### TO DO
Scan the entries below for the word "name". Copy each line that has it.
** Begin RECORDS FOR THE TASK **
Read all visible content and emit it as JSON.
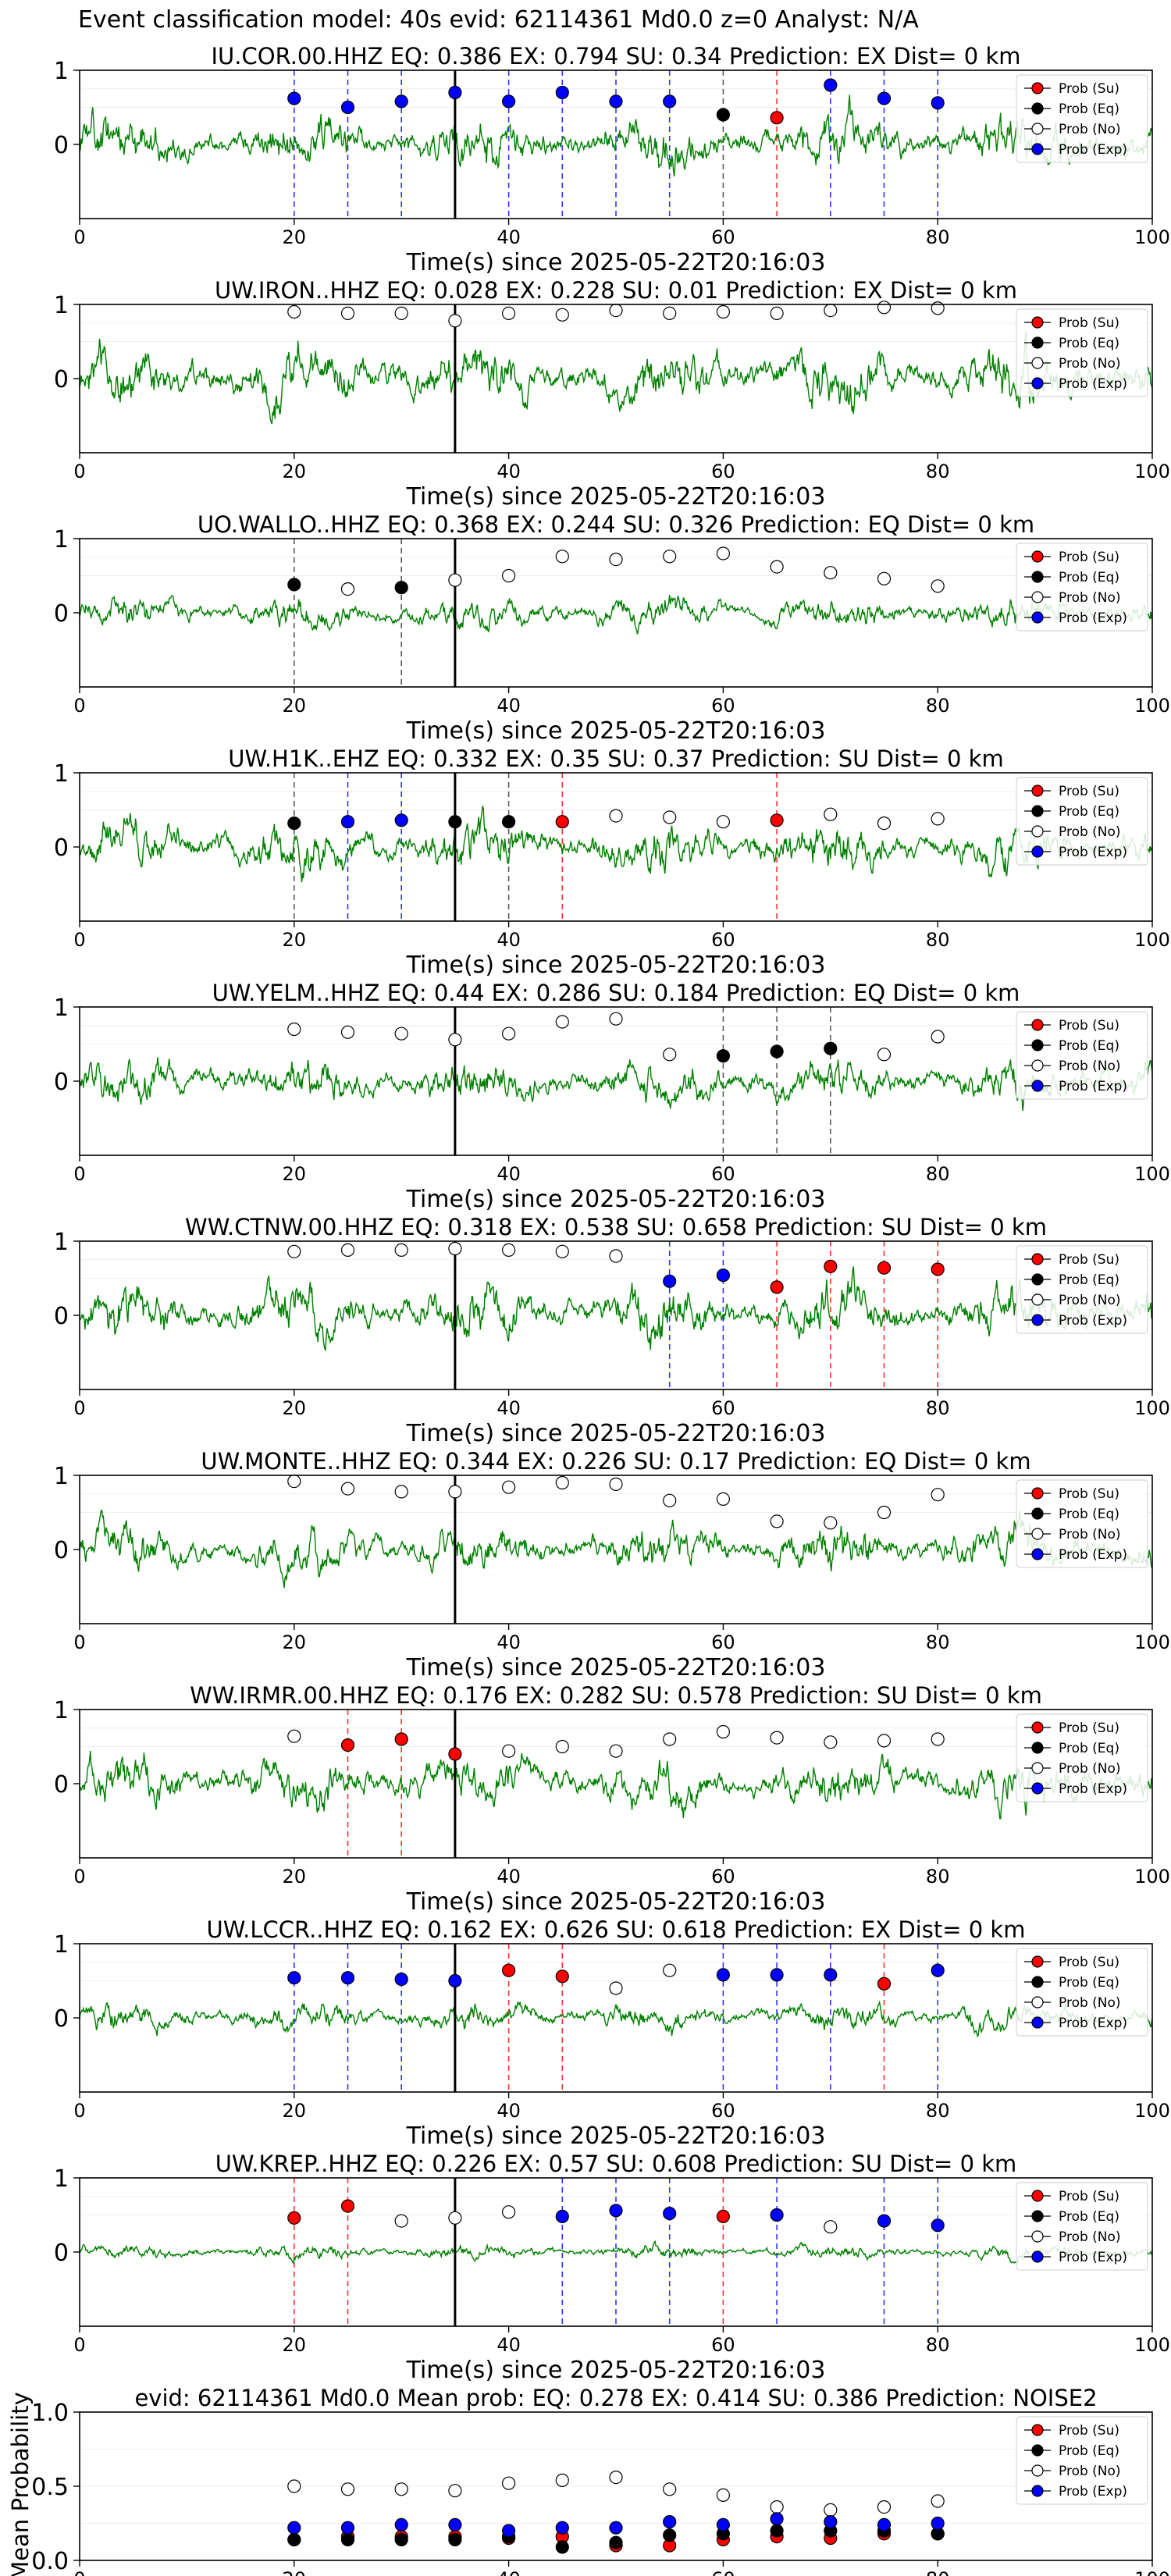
{
  "suptitle": "Event classification model: 40s evid: 62114361 Md0.0 z=0 Analyst: N/A",
  "legend": [
    "Prob (Su)",
    "Prob (Eq)",
    "Prob (No)",
    "Prob (Exp)"
  ],
  "colors": {
    "su": "#ff0000",
    "eq": "#000000",
    "no": "#ffffff",
    "exp": "#0000ff",
    "waveform": "#008000"
  },
  "xlabel": "Time(s) since 2025-05-22T20:16:03",
  "x_ticks": [
    0,
    20,
    40,
    60,
    80,
    100
  ],
  "y_ticks": [
    0,
    1
  ],
  "event_line_x": 35,
  "chart_data": [
    {
      "type": "line",
      "title": "IU.COR.00.HHZ   EQ: 0.386  EX: 0.794  SU: 0.34   Prediction: EX    Dist= 0 km",
      "xlim": [
        0,
        100
      ],
      "ylim": [
        -1,
        1
      ],
      "amp": 0.55,
      "seed": 11,
      "points": [
        {
          "x": 20,
          "y": 0.62,
          "c": "exp"
        },
        {
          "x": 25,
          "y": 0.5,
          "c": "exp"
        },
        {
          "x": 30,
          "y": 0.58,
          "c": "exp"
        },
        {
          "x": 35,
          "y": 0.7,
          "c": "exp"
        },
        {
          "x": 40,
          "y": 0.58,
          "c": "exp"
        },
        {
          "x": 45,
          "y": 0.7,
          "c": "exp"
        },
        {
          "x": 50,
          "y": 0.58,
          "c": "exp"
        },
        {
          "x": 55,
          "y": 0.58,
          "c": "exp"
        },
        {
          "x": 60,
          "y": 0.4,
          "c": "eq"
        },
        {
          "x": 65,
          "y": 0.36,
          "c": "su"
        },
        {
          "x": 70,
          "y": 0.8,
          "c": "exp"
        },
        {
          "x": 75,
          "y": 0.62,
          "c": "exp"
        },
        {
          "x": 80,
          "y": 0.56,
          "c": "exp"
        }
      ]
    },
    {
      "type": "line",
      "title": "UW.IRON..HHZ   EQ: 0.028  EX: 0.228  SU: 0.01   Prediction: EX    Dist= 0 km",
      "xlim": [
        0,
        100
      ],
      "ylim": [
        -1,
        1
      ],
      "amp": 0.65,
      "seed": 23,
      "points": [
        {
          "x": 20,
          "y": 0.9,
          "c": "no"
        },
        {
          "x": 25,
          "y": 0.88,
          "c": "no"
        },
        {
          "x": 30,
          "y": 0.88,
          "c": "no"
        },
        {
          "x": 35,
          "y": 0.78,
          "c": "no"
        },
        {
          "x": 40,
          "y": 0.88,
          "c": "no"
        },
        {
          "x": 45,
          "y": 0.86,
          "c": "no"
        },
        {
          "x": 50,
          "y": 0.92,
          "c": "no"
        },
        {
          "x": 55,
          "y": 0.88,
          "c": "no"
        },
        {
          "x": 60,
          "y": 0.9,
          "c": "no"
        },
        {
          "x": 65,
          "y": 0.88,
          "c": "no"
        },
        {
          "x": 70,
          "y": 0.92,
          "c": "no"
        },
        {
          "x": 75,
          "y": 0.96,
          "c": "no"
        },
        {
          "x": 80,
          "y": 0.95,
          "c": "no"
        }
      ]
    },
    {
      "type": "line",
      "title": "UO.WALLO..HHZ   EQ: 0.368  EX: 0.244  SU: 0.326   Prediction: EQ    Dist= 0 km",
      "xlim": [
        0,
        100
      ],
      "ylim": [
        -1,
        1
      ],
      "amp": 0.35,
      "seed": 37,
      "points": [
        {
          "x": 20,
          "y": 0.38,
          "c": "eq"
        },
        {
          "x": 25,
          "y": 0.32,
          "c": "no"
        },
        {
          "x": 30,
          "y": 0.34,
          "c": "eq"
        },
        {
          "x": 35,
          "y": 0.44,
          "c": "no"
        },
        {
          "x": 40,
          "y": 0.5,
          "c": "no"
        },
        {
          "x": 45,
          "y": 0.76,
          "c": "no"
        },
        {
          "x": 50,
          "y": 0.72,
          "c": "no"
        },
        {
          "x": 55,
          "y": 0.76,
          "c": "no"
        },
        {
          "x": 60,
          "y": 0.8,
          "c": "no"
        },
        {
          "x": 65,
          "y": 0.62,
          "c": "no"
        },
        {
          "x": 70,
          "y": 0.54,
          "c": "no"
        },
        {
          "x": 75,
          "y": 0.46,
          "c": "no"
        },
        {
          "x": 80,
          "y": 0.36,
          "c": "no"
        }
      ]
    },
    {
      "type": "line",
      "title": "UW.H1K..EHZ   EQ: 0.332  EX: 0.35  SU: 0.37   Prediction: SU    Dist= 0 km",
      "xlim": [
        0,
        100
      ],
      "ylim": [
        -1,
        1
      ],
      "amp": 0.55,
      "seed": 41,
      "points": [
        {
          "x": 20,
          "y": 0.32,
          "c": "eq"
        },
        {
          "x": 25,
          "y": 0.34,
          "c": "exp"
        },
        {
          "x": 30,
          "y": 0.36,
          "c": "exp"
        },
        {
          "x": 35,
          "y": 0.34,
          "c": "eq"
        },
        {
          "x": 40,
          "y": 0.34,
          "c": "eq"
        },
        {
          "x": 45,
          "y": 0.34,
          "c": "su"
        },
        {
          "x": 50,
          "y": 0.42,
          "c": "no"
        },
        {
          "x": 55,
          "y": 0.4,
          "c": "no"
        },
        {
          "x": 60,
          "y": 0.34,
          "c": "no"
        },
        {
          "x": 65,
          "y": 0.36,
          "c": "su"
        },
        {
          "x": 70,
          "y": 0.44,
          "c": "no"
        },
        {
          "x": 75,
          "y": 0.32,
          "c": "no"
        },
        {
          "x": 80,
          "y": 0.38,
          "c": "no"
        }
      ]
    },
    {
      "type": "line",
      "title": "UW.YELM..HHZ   EQ: 0.44  EX: 0.286  SU: 0.184   Prediction: EQ    Dist= 0 km",
      "xlim": [
        0,
        100
      ],
      "ylim": [
        -1,
        1
      ],
      "amp": 0.5,
      "seed": 53,
      "points": [
        {
          "x": 20,
          "y": 0.7,
          "c": "no"
        },
        {
          "x": 25,
          "y": 0.66,
          "c": "no"
        },
        {
          "x": 30,
          "y": 0.64,
          "c": "no"
        },
        {
          "x": 35,
          "y": 0.56,
          "c": "no"
        },
        {
          "x": 40,
          "y": 0.64,
          "c": "no"
        },
        {
          "x": 45,
          "y": 0.8,
          "c": "no"
        },
        {
          "x": 50,
          "y": 0.84,
          "c": "no"
        },
        {
          "x": 55,
          "y": 0.36,
          "c": "no"
        },
        {
          "x": 60,
          "y": 0.34,
          "c": "eq"
        },
        {
          "x": 65,
          "y": 0.4,
          "c": "eq"
        },
        {
          "x": 70,
          "y": 0.44,
          "c": "eq"
        },
        {
          "x": 75,
          "y": 0.36,
          "c": "no"
        },
        {
          "x": 80,
          "y": 0.6,
          "c": "no"
        }
      ]
    },
    {
      "type": "line",
      "title": "WW.CTNW.00.HHZ   EQ: 0.318  EX: 0.538  SU: 0.658   Prediction: SU    Dist= 0 km",
      "xlim": [
        0,
        100
      ],
      "ylim": [
        -1,
        1
      ],
      "amp": 0.6,
      "seed": 67,
      "points": [
        {
          "x": 20,
          "y": 0.86,
          "c": "no"
        },
        {
          "x": 25,
          "y": 0.88,
          "c": "no"
        },
        {
          "x": 30,
          "y": 0.88,
          "c": "no"
        },
        {
          "x": 35,
          "y": 0.9,
          "c": "no"
        },
        {
          "x": 40,
          "y": 0.88,
          "c": "no"
        },
        {
          "x": 45,
          "y": 0.86,
          "c": "no"
        },
        {
          "x": 50,
          "y": 0.8,
          "c": "no"
        },
        {
          "x": 55,
          "y": 0.46,
          "c": "exp"
        },
        {
          "x": 60,
          "y": 0.54,
          "c": "exp"
        },
        {
          "x": 65,
          "y": 0.38,
          "c": "su"
        },
        {
          "x": 70,
          "y": 0.66,
          "c": "su"
        },
        {
          "x": 75,
          "y": 0.64,
          "c": "su"
        },
        {
          "x": 80,
          "y": 0.62,
          "c": "su"
        }
      ]
    },
    {
      "type": "line",
      "title": "UW.MONTE..HHZ   EQ: 0.344  EX: 0.226  SU: 0.17   Prediction: EQ    Dist= 0 km",
      "xlim": [
        0,
        100
      ],
      "ylim": [
        -1,
        1
      ],
      "amp": 0.5,
      "seed": 71,
      "points": [
        {
          "x": 20,
          "y": 0.92,
          "c": "no"
        },
        {
          "x": 25,
          "y": 0.82,
          "c": "no"
        },
        {
          "x": 30,
          "y": 0.78,
          "c": "no"
        },
        {
          "x": 35,
          "y": 0.78,
          "c": "no"
        },
        {
          "x": 40,
          "y": 0.84,
          "c": "no"
        },
        {
          "x": 45,
          "y": 0.9,
          "c": "no"
        },
        {
          "x": 50,
          "y": 0.88,
          "c": "no"
        },
        {
          "x": 55,
          "y": 0.66,
          "c": "no"
        },
        {
          "x": 60,
          "y": 0.68,
          "c": "no"
        },
        {
          "x": 65,
          "y": 0.38,
          "c": "no"
        },
        {
          "x": 70,
          "y": 0.36,
          "c": "no"
        },
        {
          "x": 75,
          "y": 0.5,
          "c": "no"
        },
        {
          "x": 80,
          "y": 0.74,
          "c": "no"
        }
      ]
    },
    {
      "type": "line",
      "title": "WW.IRMR.00.HHZ   EQ: 0.176  EX: 0.282  SU: 0.578   Prediction: SU    Dist= 0 km",
      "xlim": [
        0,
        100
      ],
      "ylim": [
        -1,
        1
      ],
      "amp": 0.55,
      "seed": 83,
      "points": [
        {
          "x": 20,
          "y": 0.64,
          "c": "no"
        },
        {
          "x": 25,
          "y": 0.52,
          "c": "su"
        },
        {
          "x": 30,
          "y": 0.6,
          "c": "su"
        },
        {
          "x": 35,
          "y": 0.4,
          "c": "su"
        },
        {
          "x": 40,
          "y": 0.44,
          "c": "no"
        },
        {
          "x": 45,
          "y": 0.5,
          "c": "no"
        },
        {
          "x": 50,
          "y": 0.44,
          "c": "no"
        },
        {
          "x": 55,
          "y": 0.6,
          "c": "no"
        },
        {
          "x": 60,
          "y": 0.7,
          "c": "no"
        },
        {
          "x": 65,
          "y": 0.62,
          "c": "no"
        },
        {
          "x": 70,
          "y": 0.56,
          "c": "no"
        },
        {
          "x": 75,
          "y": 0.58,
          "c": "no"
        },
        {
          "x": 80,
          "y": 0.6,
          "c": "no"
        }
      ]
    },
    {
      "type": "line",
      "title": "UW.LCCR..HHZ   EQ: 0.162  EX: 0.626  SU: 0.618   Prediction: EX    Dist= 0 km",
      "xlim": [
        0,
        100
      ],
      "ylim": [
        -1,
        1
      ],
      "amp": 0.3,
      "seed": 97,
      "points": [
        {
          "x": 20,
          "y": 0.54,
          "c": "exp"
        },
        {
          "x": 25,
          "y": 0.54,
          "c": "exp"
        },
        {
          "x": 30,
          "y": 0.52,
          "c": "exp"
        },
        {
          "x": 35,
          "y": 0.5,
          "c": "exp"
        },
        {
          "x": 40,
          "y": 0.64,
          "c": "su"
        },
        {
          "x": 45,
          "y": 0.56,
          "c": "su"
        },
        {
          "x": 50,
          "y": 0.4,
          "c": "no"
        },
        {
          "x": 55,
          "y": 0.64,
          "c": "no"
        },
        {
          "x": 60,
          "y": 0.58,
          "c": "exp"
        },
        {
          "x": 65,
          "y": 0.58,
          "c": "exp"
        },
        {
          "x": 70,
          "y": 0.58,
          "c": "exp"
        },
        {
          "x": 75,
          "y": 0.46,
          "c": "su"
        },
        {
          "x": 80,
          "y": 0.64,
          "c": "exp"
        }
      ]
    },
    {
      "type": "line",
      "title": "UW.KREP..HHZ   EQ: 0.226  EX: 0.57  SU: 0.608   Prediction: SU    Dist= 0 km",
      "xlim": [
        0,
        100
      ],
      "ylim": [
        -1,
        1
      ],
      "amp": 0.15,
      "seed": 101,
      "points": [
        {
          "x": 20,
          "y": 0.46,
          "c": "su"
        },
        {
          "x": 25,
          "y": 0.62,
          "c": "su"
        },
        {
          "x": 30,
          "y": 0.42,
          "c": "no"
        },
        {
          "x": 35,
          "y": 0.46,
          "c": "no"
        },
        {
          "x": 40,
          "y": 0.54,
          "c": "no"
        },
        {
          "x": 45,
          "y": 0.48,
          "c": "exp"
        },
        {
          "x": 50,
          "y": 0.56,
          "c": "exp"
        },
        {
          "x": 55,
          "y": 0.52,
          "c": "exp"
        },
        {
          "x": 60,
          "y": 0.48,
          "c": "su"
        },
        {
          "x": 65,
          "y": 0.5,
          "c": "exp"
        },
        {
          "x": 70,
          "y": 0.34,
          "c": "no"
        },
        {
          "x": 75,
          "y": 0.42,
          "c": "exp"
        },
        {
          "x": 80,
          "y": 0.36,
          "c": "exp"
        }
      ]
    },
    {
      "type": "scatter",
      "title": "evid: 62114361  Md0.0   Mean prob:   EQ: 0.278  EX: 0.414  SU: 0.386   Prediction: NOISE2",
      "xlim": [
        0,
        100
      ],
      "ylim": [
        0,
        1
      ],
      "ylabel": "Mean Probability",
      "y_ticks": [
        "0.0",
        "0.5",
        "1.0"
      ],
      "series": [
        {
          "name": "Prob (Su)",
          "c": "su",
          "x": [
            20,
            25,
            30,
            35,
            40,
            45,
            50,
            55,
            60,
            65,
            70,
            75,
            80
          ],
          "y": [
            0.14,
            0.16,
            0.16,
            0.16,
            0.15,
            0.16,
            0.1,
            0.1,
            0.14,
            0.16,
            0.15,
            0.18,
            0.18
          ]
        },
        {
          "name": "Prob (Eq)",
          "c": "eq",
          "x": [
            20,
            25,
            30,
            35,
            40,
            45,
            50,
            55,
            60,
            65,
            70,
            75,
            80
          ],
          "y": [
            0.14,
            0.14,
            0.14,
            0.14,
            0.16,
            0.09,
            0.12,
            0.17,
            0.18,
            0.2,
            0.2,
            0.2,
            0.18
          ]
        },
        {
          "name": "Prob (No)",
          "c": "no",
          "x": [
            20,
            25,
            30,
            35,
            40,
            45,
            50,
            55,
            60,
            65,
            70,
            75,
            80
          ],
          "y": [
            0.5,
            0.48,
            0.48,
            0.47,
            0.52,
            0.54,
            0.56,
            0.48,
            0.44,
            0.36,
            0.34,
            0.36,
            0.4
          ]
        },
        {
          "name": "Prob (Exp)",
          "c": "exp",
          "x": [
            20,
            25,
            30,
            35,
            40,
            45,
            50,
            55,
            60,
            65,
            70,
            75,
            80
          ],
          "y": [
            0.22,
            0.22,
            0.24,
            0.24,
            0.2,
            0.22,
            0.22,
            0.26,
            0.24,
            0.28,
            0.26,
            0.24,
            0.25
          ]
        }
      ]
    }
  ]
}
** End RECORDS FOR THE TASK **
### EXPECTED ANSWER
          "name": "Prob (Su)",
          "name": "Prob (Eq)",
          "name": "Prob (No)",
          "name": "Prob (Exp)",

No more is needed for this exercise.